**SET PROBLEM**
Copy out exactly every line from the line containing "Transcribe the text in this document." until the records below end, inclusive of both boundary lines.

═════ TASK DATA ═════

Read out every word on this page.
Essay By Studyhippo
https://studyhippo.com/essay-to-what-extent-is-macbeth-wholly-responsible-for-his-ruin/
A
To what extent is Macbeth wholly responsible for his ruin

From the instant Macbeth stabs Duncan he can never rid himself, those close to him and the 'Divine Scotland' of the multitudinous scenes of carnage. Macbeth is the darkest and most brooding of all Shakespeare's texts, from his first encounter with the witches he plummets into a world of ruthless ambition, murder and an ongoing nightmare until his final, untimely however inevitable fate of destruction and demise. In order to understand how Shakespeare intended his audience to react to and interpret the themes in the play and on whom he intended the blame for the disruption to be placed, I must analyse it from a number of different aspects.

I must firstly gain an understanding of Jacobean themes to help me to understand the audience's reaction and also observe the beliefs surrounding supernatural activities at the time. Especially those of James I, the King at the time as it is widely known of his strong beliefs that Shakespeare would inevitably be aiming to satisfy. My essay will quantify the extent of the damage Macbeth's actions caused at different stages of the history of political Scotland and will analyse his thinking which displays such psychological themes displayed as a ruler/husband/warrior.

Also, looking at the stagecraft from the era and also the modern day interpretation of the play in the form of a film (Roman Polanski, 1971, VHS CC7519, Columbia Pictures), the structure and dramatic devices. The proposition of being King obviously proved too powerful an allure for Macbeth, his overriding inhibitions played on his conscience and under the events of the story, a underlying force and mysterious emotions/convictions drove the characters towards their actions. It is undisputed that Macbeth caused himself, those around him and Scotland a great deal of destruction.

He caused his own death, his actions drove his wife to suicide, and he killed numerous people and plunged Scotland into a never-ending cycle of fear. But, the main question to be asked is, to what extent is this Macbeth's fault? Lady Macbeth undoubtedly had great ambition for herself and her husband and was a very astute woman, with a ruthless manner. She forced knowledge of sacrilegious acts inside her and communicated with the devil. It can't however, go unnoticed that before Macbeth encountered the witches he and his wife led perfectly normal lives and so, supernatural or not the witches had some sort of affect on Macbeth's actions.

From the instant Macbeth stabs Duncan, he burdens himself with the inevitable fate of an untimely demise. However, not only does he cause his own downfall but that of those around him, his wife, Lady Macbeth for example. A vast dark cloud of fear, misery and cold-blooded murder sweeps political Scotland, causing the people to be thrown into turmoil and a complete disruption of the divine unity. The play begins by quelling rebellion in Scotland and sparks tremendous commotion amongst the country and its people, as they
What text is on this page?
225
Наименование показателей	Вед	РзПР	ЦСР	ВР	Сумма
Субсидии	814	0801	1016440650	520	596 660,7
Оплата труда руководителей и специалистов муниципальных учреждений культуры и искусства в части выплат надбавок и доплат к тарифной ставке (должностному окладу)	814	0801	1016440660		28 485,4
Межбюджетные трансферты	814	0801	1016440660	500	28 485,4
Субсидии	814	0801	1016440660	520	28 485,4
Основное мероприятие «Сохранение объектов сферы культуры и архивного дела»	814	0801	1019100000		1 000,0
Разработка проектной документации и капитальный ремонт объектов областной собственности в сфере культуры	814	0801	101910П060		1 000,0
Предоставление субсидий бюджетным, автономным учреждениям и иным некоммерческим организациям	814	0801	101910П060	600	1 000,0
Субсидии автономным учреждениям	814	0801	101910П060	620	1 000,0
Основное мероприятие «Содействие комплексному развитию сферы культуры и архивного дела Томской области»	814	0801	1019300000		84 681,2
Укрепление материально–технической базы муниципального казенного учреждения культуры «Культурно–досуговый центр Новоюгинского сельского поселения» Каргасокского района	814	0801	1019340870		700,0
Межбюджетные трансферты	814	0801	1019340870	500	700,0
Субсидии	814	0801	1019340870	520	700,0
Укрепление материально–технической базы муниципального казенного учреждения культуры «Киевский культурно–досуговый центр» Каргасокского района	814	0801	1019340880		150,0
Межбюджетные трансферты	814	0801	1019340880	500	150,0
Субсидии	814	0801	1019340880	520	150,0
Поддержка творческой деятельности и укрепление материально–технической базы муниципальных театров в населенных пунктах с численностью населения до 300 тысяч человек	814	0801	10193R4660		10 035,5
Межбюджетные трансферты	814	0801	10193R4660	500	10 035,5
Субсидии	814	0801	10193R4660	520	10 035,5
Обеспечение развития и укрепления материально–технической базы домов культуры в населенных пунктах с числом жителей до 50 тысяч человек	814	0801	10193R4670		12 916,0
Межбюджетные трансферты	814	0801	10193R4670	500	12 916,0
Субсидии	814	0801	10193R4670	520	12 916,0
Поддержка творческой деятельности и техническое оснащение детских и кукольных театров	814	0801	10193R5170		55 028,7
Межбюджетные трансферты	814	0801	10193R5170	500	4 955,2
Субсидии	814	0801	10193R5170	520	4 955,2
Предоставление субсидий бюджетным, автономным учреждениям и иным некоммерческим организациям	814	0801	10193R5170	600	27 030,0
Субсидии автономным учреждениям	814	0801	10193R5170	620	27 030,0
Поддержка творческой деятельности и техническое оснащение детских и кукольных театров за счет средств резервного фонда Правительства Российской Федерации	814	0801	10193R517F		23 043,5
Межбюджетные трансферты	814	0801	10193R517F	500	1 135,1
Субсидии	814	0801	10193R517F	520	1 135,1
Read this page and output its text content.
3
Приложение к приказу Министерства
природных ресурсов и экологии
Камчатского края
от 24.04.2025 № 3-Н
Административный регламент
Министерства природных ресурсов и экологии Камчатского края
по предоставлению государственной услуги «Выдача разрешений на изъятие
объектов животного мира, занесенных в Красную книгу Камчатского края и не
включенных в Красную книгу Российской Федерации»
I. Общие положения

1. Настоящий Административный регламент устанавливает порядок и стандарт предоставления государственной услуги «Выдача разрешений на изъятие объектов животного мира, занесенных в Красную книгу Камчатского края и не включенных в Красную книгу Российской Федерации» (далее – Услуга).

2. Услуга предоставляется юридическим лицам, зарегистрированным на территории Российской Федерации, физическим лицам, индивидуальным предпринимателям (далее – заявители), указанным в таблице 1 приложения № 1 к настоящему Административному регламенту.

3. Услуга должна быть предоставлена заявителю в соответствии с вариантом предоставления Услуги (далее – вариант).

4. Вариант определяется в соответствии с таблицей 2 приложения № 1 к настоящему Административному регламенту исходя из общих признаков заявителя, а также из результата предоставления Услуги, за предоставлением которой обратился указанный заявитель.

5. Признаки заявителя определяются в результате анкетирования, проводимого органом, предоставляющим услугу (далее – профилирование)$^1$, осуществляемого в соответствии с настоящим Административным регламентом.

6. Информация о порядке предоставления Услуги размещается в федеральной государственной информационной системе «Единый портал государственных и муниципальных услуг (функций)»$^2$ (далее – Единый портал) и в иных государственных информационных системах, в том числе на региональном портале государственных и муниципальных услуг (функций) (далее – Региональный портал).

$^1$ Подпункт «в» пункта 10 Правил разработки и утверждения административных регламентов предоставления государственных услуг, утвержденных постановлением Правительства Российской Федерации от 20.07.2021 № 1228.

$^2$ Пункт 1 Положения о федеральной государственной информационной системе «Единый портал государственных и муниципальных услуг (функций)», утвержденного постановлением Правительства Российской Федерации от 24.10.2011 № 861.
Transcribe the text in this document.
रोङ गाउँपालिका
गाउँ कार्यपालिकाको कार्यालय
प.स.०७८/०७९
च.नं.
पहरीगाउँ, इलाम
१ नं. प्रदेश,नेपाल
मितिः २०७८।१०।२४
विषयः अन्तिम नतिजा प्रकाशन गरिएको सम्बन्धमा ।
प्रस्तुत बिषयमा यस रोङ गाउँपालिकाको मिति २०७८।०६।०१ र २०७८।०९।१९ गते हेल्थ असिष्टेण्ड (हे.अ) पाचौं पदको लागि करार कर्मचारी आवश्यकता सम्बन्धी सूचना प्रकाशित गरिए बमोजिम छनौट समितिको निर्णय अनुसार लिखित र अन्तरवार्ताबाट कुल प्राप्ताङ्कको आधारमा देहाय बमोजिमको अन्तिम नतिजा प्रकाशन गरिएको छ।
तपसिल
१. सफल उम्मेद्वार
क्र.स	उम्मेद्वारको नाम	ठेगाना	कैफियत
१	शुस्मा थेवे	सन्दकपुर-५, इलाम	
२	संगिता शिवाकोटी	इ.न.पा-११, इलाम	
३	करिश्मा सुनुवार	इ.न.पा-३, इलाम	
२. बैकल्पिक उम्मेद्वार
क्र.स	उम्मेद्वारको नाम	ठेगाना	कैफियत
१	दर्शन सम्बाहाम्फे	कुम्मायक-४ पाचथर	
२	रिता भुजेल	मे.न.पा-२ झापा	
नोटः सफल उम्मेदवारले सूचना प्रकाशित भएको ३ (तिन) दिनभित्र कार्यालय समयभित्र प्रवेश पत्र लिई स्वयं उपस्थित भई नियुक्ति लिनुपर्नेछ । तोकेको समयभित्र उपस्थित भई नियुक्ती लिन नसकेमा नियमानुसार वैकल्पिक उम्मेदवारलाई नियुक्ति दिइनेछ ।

═════

**RESULT BELOW**
Transcribe the text in this document.
रोङ गाउँपालिका
गाउँ कार्यपालिकाको कार्यालय
प.स.०७८/०७९
च.नं.
पहरीगाउँ, इलाम
१ नं. प्रदेश,नेपाल
मितिः २०७८।१०।२४
विषयः अन्तिम नतिजा प्रकाशन गरिएको सम्बन्धमा ।
प्रस्तुत बिषयमा यस रोङ गाउँपालिकाको मिति २०७८।०६।०१ र २०७८।०९।१९ गते हेल्थ असिष्टेण्ड (हे.अ) पाचौं पदको लागि करार कर्मचारी आवश्यकता सम्बन्धी सूचना प्रकाशित गरिए बमोजिम छनौट समितिको निर्णय अनुसार लिखित र अन्तरवार्ताबाट कुल प्राप्ताङ्कको आधारमा देहाय बमोजिमको अन्तिम नतिजा प्रकाशन गरिएको छ।
तपसिल
१. सफल उम्मेद्वार
क्र.स	उम्मेद्वारको नाम	ठेगाना	कैफियत
१	शुस्मा थेवे	सन्दकपुर-५, इलाम	
२	संगिता शिवाकोटी	इ.न.पा-११, इलाम	
३	करिश्मा सुनुवार	इ.न.पा-३, इलाम	
२. बैकल्पिक उम्मेद्वार
क्र.स	उम्मेद्वारको नाम	ठेगाना	कैफियत
१	दर्शन सम्बाहाम्फे	कुम्मायक-४ पाचथर	
२	रिता भुजेल	मे.न.पा-२ झापा	
नोटः सफल उम्मेदवारले सूचना प्रकाशित भएको ३ (तिन) दिनभित्र कार्यालय समयभित्र प्रवेश पत्र लिई स्वयं उपस्थित भई नियुक्ति लिनुपर्नेछ । तोकेको समयभित्र उपस्थित भई नियुक्ती लिन नसकेमा नियमानुसार वैकल्पिक उम्मेदवारलाई नियुक्ति दिइनेछ ।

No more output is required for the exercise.